■ MATERIAL PROVIDED ■

--------

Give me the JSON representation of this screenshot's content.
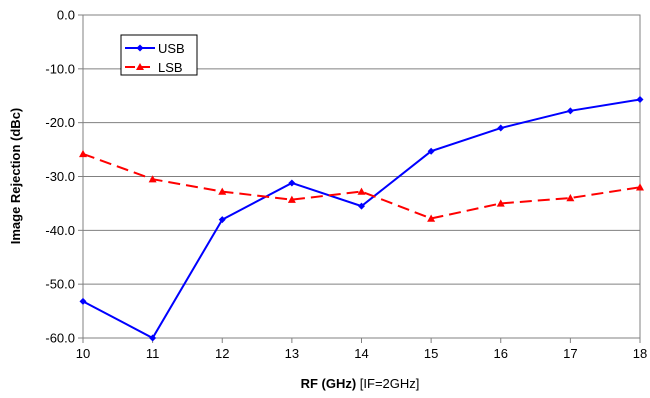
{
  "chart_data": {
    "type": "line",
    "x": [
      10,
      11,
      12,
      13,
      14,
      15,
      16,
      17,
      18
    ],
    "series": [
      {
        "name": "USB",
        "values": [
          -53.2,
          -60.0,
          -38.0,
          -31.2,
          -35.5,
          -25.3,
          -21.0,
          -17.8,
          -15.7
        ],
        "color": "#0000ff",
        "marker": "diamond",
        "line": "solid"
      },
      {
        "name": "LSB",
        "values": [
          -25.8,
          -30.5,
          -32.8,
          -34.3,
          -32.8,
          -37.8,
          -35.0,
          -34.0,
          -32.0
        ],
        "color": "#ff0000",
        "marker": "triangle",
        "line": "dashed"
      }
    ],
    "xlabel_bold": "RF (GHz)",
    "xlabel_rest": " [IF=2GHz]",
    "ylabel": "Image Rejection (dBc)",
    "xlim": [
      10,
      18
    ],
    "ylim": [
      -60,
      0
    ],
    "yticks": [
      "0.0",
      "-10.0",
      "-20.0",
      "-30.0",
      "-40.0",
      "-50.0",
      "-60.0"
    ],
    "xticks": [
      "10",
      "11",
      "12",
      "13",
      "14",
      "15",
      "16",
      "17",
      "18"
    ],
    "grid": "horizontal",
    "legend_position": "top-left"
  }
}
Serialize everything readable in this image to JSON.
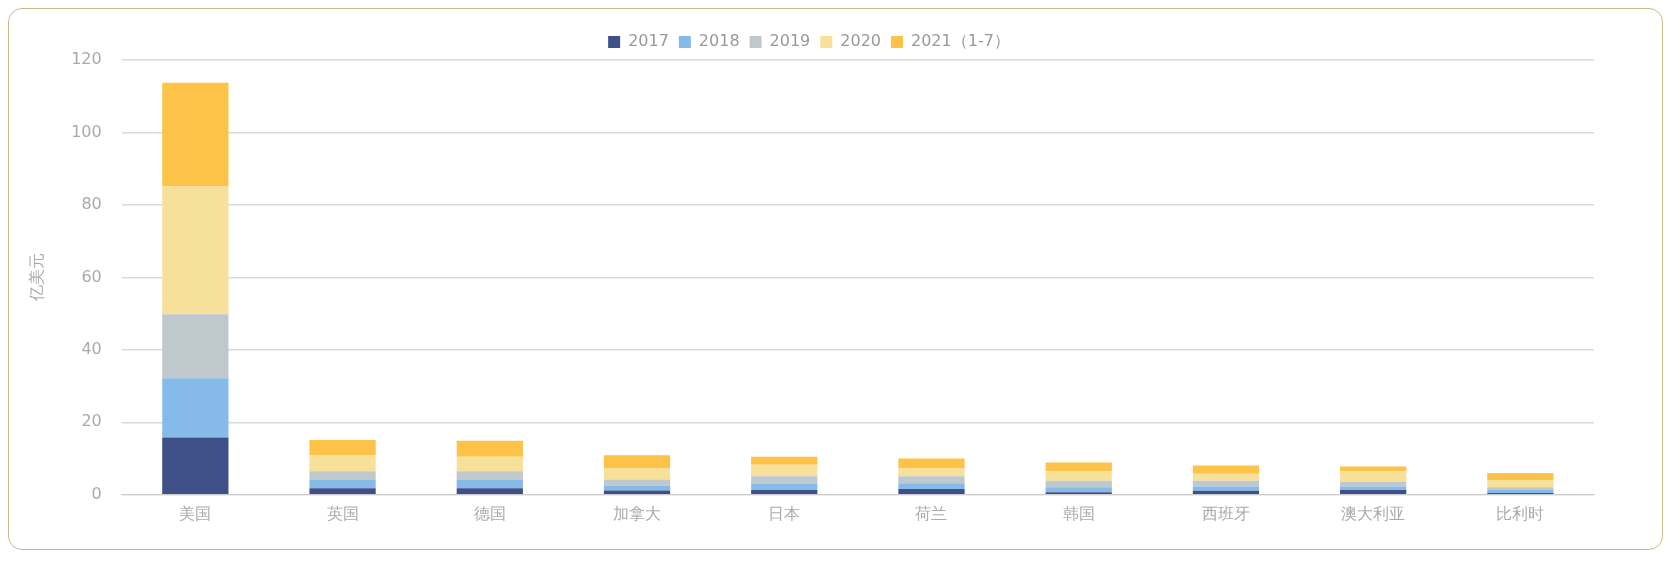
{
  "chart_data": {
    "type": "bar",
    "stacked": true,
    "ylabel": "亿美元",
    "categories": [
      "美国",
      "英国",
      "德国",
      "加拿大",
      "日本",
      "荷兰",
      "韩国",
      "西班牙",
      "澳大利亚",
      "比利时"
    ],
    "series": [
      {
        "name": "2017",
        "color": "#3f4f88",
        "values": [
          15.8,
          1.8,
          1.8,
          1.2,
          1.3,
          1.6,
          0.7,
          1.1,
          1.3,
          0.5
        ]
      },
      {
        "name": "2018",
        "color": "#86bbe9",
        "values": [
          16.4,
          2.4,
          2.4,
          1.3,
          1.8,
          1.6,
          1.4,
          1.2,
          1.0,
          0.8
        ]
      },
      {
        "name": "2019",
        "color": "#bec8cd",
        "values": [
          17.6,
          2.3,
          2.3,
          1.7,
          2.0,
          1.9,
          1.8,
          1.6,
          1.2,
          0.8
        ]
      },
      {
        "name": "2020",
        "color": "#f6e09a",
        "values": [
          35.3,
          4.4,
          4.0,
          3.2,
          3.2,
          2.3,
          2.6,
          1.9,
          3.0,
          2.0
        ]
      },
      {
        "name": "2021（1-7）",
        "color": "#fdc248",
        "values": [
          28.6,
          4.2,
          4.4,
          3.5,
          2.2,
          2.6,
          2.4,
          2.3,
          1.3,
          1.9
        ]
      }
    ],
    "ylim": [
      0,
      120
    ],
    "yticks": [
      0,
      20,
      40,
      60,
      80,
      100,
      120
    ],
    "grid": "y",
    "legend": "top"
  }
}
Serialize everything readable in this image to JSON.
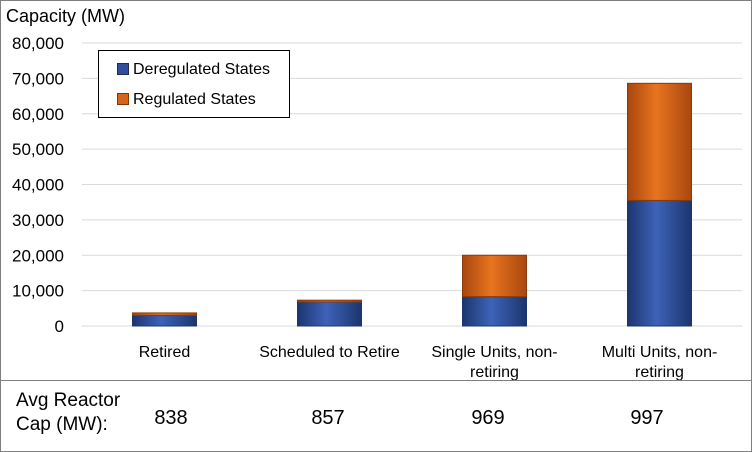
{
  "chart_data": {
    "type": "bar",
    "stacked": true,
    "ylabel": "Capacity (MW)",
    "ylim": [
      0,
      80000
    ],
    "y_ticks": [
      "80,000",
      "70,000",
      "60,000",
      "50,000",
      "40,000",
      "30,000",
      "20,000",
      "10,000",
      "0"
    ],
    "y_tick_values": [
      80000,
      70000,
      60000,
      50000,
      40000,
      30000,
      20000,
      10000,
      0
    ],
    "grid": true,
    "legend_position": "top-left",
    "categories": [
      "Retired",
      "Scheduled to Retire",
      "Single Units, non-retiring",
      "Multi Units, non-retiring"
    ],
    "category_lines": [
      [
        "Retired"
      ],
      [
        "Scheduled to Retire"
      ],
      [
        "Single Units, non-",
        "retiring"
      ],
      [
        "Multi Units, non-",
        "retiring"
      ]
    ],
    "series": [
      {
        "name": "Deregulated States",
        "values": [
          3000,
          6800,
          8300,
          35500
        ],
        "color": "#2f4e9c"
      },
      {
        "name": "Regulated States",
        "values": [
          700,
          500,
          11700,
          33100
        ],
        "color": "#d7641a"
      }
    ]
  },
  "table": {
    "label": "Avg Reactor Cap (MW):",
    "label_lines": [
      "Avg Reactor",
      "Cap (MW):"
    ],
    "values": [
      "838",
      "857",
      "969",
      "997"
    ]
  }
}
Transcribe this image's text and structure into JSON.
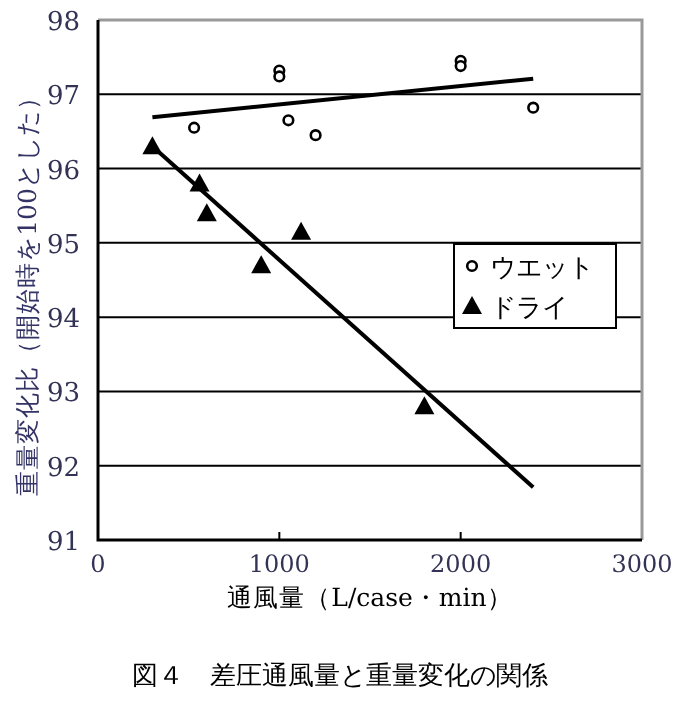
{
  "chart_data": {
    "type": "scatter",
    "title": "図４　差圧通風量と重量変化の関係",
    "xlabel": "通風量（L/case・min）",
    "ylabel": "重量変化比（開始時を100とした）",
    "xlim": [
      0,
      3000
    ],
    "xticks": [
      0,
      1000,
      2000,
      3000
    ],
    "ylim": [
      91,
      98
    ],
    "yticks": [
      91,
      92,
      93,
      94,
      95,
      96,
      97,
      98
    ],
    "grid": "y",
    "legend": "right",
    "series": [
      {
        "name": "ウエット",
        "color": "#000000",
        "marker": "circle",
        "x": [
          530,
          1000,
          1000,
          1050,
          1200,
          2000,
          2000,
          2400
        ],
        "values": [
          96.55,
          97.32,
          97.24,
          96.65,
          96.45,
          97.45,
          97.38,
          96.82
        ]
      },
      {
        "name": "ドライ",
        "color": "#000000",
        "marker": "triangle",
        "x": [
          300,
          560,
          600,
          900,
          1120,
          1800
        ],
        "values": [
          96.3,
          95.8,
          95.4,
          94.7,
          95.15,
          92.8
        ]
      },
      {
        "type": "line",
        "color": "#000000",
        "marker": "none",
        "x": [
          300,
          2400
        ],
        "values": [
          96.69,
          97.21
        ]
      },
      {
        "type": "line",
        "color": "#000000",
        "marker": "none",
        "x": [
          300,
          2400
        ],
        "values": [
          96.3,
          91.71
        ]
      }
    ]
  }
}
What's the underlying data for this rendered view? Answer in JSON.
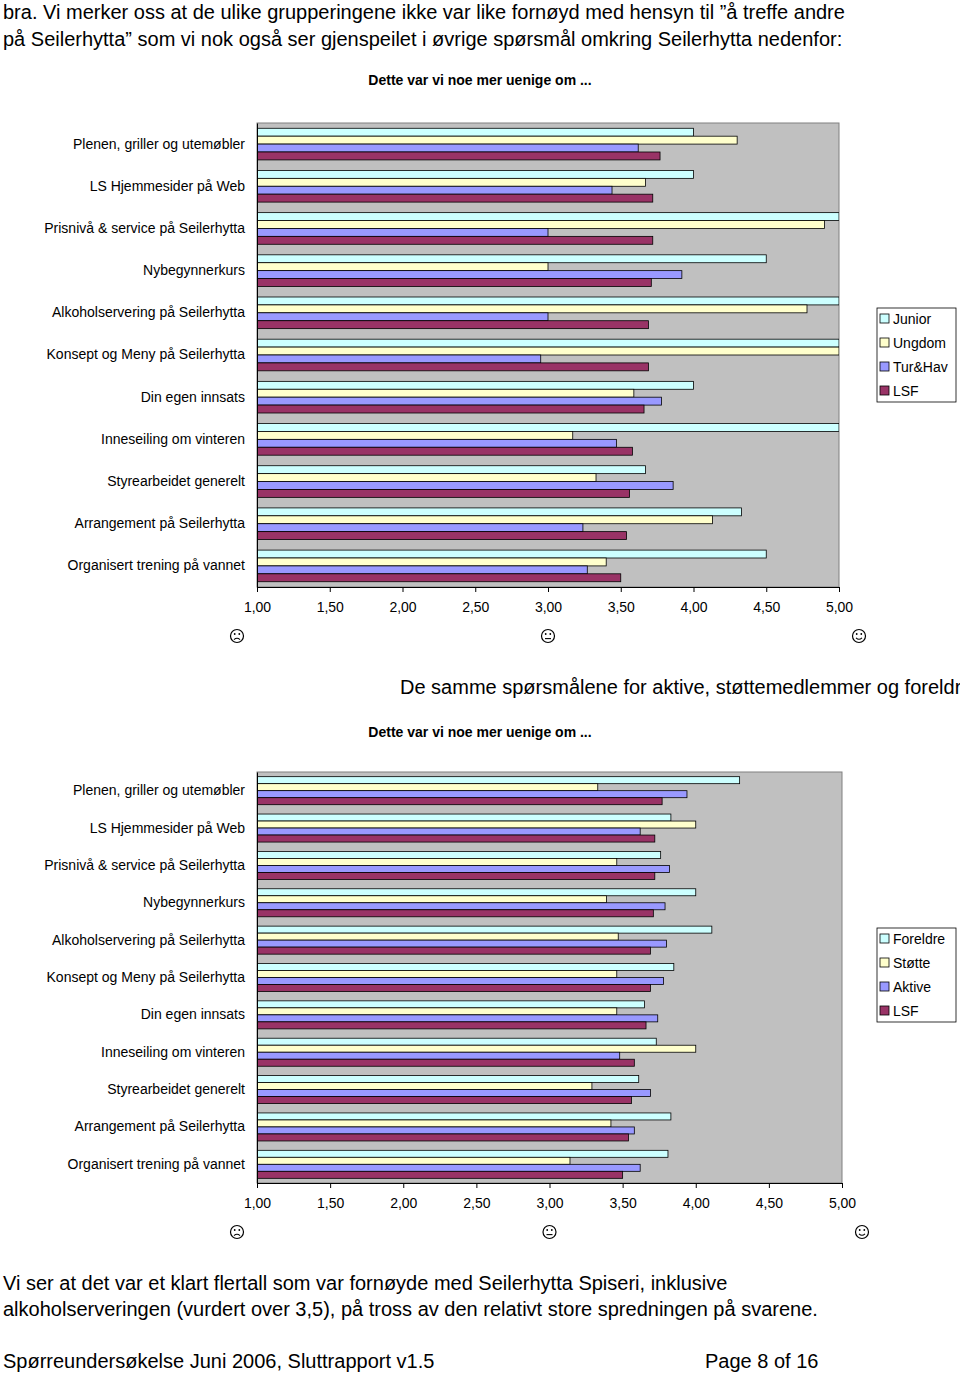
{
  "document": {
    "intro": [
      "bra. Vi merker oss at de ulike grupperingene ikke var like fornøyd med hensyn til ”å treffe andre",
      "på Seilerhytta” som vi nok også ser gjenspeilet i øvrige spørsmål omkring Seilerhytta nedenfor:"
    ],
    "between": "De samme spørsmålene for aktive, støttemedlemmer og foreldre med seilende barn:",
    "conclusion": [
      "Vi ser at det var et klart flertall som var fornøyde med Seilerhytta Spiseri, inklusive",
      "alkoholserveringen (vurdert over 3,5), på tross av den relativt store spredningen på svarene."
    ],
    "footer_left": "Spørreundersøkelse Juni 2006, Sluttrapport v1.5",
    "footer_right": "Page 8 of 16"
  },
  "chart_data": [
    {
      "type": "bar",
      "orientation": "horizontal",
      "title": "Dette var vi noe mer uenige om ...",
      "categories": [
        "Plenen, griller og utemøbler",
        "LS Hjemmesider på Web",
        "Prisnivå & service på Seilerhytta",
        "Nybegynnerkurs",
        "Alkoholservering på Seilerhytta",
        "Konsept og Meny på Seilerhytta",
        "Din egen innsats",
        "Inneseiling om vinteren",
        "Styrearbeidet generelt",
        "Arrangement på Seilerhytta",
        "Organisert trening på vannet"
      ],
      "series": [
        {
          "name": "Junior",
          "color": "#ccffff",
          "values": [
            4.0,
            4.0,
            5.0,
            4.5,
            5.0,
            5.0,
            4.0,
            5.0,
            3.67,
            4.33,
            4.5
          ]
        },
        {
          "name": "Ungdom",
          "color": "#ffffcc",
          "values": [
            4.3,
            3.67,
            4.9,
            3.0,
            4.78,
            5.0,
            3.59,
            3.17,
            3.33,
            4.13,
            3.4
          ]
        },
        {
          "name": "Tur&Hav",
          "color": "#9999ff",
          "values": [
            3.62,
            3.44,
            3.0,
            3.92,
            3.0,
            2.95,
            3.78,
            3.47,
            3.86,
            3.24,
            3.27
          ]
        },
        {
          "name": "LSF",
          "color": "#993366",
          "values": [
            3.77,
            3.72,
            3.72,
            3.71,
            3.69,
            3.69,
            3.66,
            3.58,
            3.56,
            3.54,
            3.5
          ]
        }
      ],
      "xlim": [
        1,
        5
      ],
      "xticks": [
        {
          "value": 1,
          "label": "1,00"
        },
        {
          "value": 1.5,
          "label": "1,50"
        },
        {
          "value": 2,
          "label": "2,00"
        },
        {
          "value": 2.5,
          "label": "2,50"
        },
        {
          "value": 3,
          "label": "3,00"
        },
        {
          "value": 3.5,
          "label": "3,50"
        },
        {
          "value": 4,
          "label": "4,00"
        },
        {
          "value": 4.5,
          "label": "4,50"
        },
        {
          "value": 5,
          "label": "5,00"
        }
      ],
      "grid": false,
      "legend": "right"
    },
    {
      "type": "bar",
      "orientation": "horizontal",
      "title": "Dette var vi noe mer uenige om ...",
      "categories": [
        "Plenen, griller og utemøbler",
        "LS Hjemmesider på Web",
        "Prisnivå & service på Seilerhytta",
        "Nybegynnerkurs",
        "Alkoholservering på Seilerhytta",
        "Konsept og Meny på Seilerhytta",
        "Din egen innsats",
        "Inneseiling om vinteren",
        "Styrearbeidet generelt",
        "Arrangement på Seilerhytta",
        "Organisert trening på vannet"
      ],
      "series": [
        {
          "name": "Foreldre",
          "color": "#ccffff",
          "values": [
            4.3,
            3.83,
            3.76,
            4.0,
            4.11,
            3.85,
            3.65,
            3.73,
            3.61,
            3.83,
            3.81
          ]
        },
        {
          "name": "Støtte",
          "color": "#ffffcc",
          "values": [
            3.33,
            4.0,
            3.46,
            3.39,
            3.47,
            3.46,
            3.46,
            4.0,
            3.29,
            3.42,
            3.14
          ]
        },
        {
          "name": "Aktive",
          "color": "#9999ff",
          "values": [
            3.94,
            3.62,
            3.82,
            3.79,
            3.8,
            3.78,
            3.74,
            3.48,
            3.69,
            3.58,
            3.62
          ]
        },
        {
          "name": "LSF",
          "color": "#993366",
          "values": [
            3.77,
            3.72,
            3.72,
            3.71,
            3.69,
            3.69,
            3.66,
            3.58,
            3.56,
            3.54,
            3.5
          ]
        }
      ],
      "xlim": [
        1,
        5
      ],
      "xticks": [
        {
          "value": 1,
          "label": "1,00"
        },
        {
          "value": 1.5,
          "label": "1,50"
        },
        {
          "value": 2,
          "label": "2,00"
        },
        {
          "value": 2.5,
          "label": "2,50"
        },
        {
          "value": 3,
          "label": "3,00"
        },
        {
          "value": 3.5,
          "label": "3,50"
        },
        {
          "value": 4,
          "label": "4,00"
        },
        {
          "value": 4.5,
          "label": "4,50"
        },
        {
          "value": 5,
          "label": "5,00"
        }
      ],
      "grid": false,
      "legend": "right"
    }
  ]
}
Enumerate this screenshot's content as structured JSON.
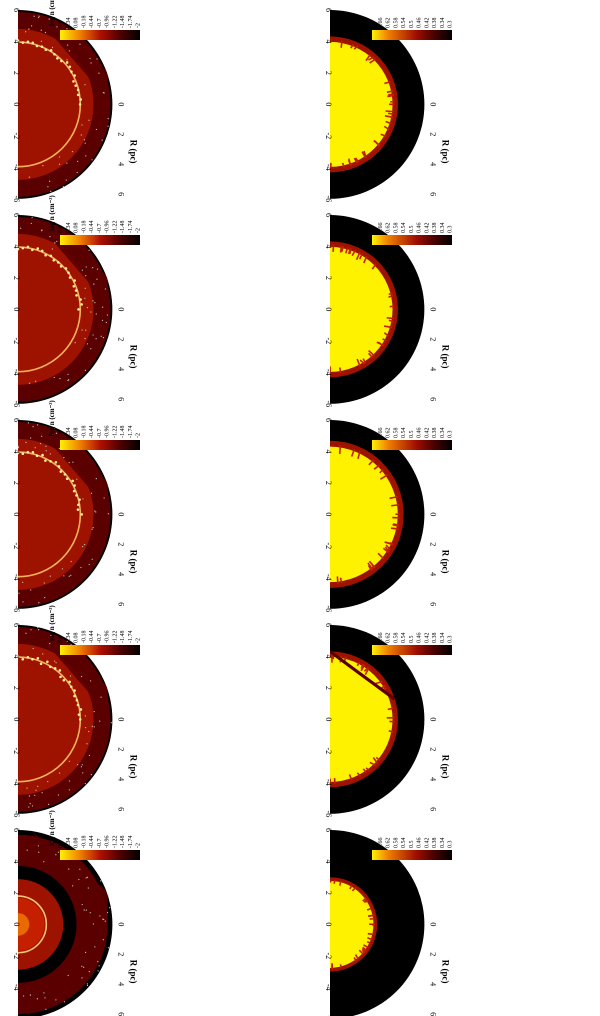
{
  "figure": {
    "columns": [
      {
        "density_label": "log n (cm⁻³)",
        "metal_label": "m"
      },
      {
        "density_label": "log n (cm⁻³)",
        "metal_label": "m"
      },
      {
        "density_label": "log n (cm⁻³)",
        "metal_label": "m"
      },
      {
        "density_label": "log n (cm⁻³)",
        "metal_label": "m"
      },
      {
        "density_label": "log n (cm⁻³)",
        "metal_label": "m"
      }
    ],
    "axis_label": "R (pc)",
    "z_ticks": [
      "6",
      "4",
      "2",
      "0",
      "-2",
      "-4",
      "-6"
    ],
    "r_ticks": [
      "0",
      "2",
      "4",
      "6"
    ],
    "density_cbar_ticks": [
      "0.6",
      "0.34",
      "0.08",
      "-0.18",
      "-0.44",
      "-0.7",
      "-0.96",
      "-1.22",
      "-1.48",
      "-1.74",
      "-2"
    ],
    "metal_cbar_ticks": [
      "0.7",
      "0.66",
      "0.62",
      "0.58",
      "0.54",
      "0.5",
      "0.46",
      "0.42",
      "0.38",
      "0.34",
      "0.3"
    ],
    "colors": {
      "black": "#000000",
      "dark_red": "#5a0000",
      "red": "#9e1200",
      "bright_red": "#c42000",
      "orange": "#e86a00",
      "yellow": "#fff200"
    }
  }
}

--------

■ WHAT TO DO ■
Above are entries; state the number of lines among them that contain "States", and nothing else.

■ RESPONSE ■
2